### Data provided
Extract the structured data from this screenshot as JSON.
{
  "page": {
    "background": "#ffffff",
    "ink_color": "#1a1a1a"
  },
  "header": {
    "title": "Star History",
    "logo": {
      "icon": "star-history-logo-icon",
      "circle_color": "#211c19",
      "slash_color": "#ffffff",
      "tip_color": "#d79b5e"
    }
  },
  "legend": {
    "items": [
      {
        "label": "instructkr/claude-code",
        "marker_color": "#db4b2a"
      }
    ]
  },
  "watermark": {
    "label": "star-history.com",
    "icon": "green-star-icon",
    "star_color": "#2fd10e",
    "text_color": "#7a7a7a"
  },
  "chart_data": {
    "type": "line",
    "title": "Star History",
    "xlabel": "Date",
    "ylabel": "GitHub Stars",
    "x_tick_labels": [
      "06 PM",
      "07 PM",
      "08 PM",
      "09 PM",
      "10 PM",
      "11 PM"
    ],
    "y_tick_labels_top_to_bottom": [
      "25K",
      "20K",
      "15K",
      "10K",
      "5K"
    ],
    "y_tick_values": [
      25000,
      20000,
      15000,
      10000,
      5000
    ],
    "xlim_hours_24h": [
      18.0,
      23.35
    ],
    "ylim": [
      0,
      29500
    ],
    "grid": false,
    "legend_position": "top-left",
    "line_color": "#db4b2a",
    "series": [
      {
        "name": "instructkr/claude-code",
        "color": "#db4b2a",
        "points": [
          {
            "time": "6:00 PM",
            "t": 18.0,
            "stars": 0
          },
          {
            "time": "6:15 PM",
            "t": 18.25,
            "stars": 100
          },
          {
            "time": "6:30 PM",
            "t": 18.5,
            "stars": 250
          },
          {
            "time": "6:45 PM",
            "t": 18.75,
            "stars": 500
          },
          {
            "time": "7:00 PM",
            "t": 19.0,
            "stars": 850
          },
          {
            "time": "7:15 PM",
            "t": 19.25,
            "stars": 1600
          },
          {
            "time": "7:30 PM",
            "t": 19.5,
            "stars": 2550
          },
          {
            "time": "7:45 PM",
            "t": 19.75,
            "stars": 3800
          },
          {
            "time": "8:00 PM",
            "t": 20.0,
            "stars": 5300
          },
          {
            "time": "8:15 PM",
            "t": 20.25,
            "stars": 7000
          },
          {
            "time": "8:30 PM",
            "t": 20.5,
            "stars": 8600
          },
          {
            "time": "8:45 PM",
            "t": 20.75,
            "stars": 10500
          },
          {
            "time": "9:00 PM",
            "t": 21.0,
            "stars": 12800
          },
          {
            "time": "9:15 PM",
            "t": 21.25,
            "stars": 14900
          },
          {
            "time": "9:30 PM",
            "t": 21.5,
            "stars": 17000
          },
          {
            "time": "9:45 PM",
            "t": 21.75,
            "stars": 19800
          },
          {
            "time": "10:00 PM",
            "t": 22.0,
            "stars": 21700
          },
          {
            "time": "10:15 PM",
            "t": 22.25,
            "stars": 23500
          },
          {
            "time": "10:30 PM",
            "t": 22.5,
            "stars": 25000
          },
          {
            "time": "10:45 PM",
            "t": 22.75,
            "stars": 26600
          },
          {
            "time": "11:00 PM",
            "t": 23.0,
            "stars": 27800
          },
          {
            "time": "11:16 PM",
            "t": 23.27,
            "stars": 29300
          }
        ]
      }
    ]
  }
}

### Directions
Nothing in the listing may be changed; retype it all exactly.

### Solution to the exercise
Extract the structured data from this screenshot as JSON.
{
  "page": {
    "background": "#ffffff",
    "ink_color": "#1a1a1a"
  },
  "header": {
    "title": "Star History",
    "logo": {
      "icon": "star-history-logo-icon",
      "circle_color": "#211c19",
      "slash_color": "#ffffff",
      "tip_color": "#d79b5e"
    }
  },
  "legend": {
    "items": [
      {
        "label": "instructkr/claude-code",
        "marker_color": "#db4b2a"
      }
    ]
  },
  "watermark": {
    "label": "star-history.com",
    "icon": "green-star-icon",
    "star_color": "#2fd10e",
    "text_color": "#7a7a7a"
  },
  "chart_data": {
    "type": "line",
    "title": "Star History",
    "xlabel": "Date",
    "ylabel": "GitHub Stars",
    "x_tick_labels": [
      "06 PM",
      "07 PM",
      "08 PM",
      "09 PM",
      "10 PM",
      "11 PM"
    ],
    "y_tick_labels_top_to_bottom": [
      "25K",
      "20K",
      "15K",
      "10K",
      "5K"
    ],
    "y_tick_values": [
      25000,
      20000,
      15000,
      10000,
      5000
    ],
    "xlim_hours_24h": [
      18.0,
      23.35
    ],
    "ylim": [
      0,
      29500
    ],
    "grid": false,
    "legend_position": "top-left",
    "line_color": "#db4b2a",
    "series": [
      {
        "name": "instructkr/claude-code",
        "color": "#db4b2a",
        "points": [
          {
            "time": "6:00 PM",
            "t": 18.0,
            "stars": 0
          },
          {
            "time": "6:15 PM",
            "t": 18.25,
            "stars": 100
          },
          {
            "time": "6:30 PM",
            "t": 18.5,
            "stars": 250
          },
          {
            "time": "6:45 PM",
            "t": 18.75,
            "stars": 500
          },
          {
            "time": "7:00 PM",
            "t": 19.0,
            "stars": 850
          },
          {
            "time": "7:15 PM",
            "t": 19.25,
            "stars": 1600
          },
          {
            "time": "7:30 PM",
            "t": 19.5,
            "stars": 2550
          },
          {
            "time": "7:45 PM",
            "t": 19.75,
            "stars": 3800
          },
          {
            "time": "8:00 PM",
            "t": 20.0,
            "stars": 5300
          },
          {
            "time": "8:15 PM",
            "t": 20.25,
            "stars": 7000
          },
          {
            "time": "8:30 PM",
            "t": 20.5,
            "stars": 8600
          },
          {
            "time": "8:45 PM",
            "t": 20.75,
            "stars": 10500
          },
          {
            "time": "9:00 PM",
            "t": 21.0,
            "stars": 12800
          },
          {
            "time": "9:15 PM",
            "t": 21.25,
            "stars": 14900
          },
          {
            "time": "9:30 PM",
            "t": 21.5,
            "stars": 17000
          },
          {
            "time": "9:45 PM",
            "t": 21.75,
            "stars": 19800
          },
          {
            "time": "10:00 PM",
            "t": 22.0,
            "stars": 21700
          },
          {
            "time": "10:15 PM",
            "t": 22.25,
            "stars": 23500
          },
          {
            "time": "10:30 PM",
            "t": 22.5,
            "stars": 25000
          },
          {
            "time": "10:45 PM",
            "t": 22.75,
            "stars": 26600
          },
          {
            "time": "11:00 PM",
            "t": 23.0,
            "stars": 27800
          },
          {
            "time": "11:16 PM",
            "t": 23.27,
            "stars": 29300
          }
        ]
      }
    ]
  }
}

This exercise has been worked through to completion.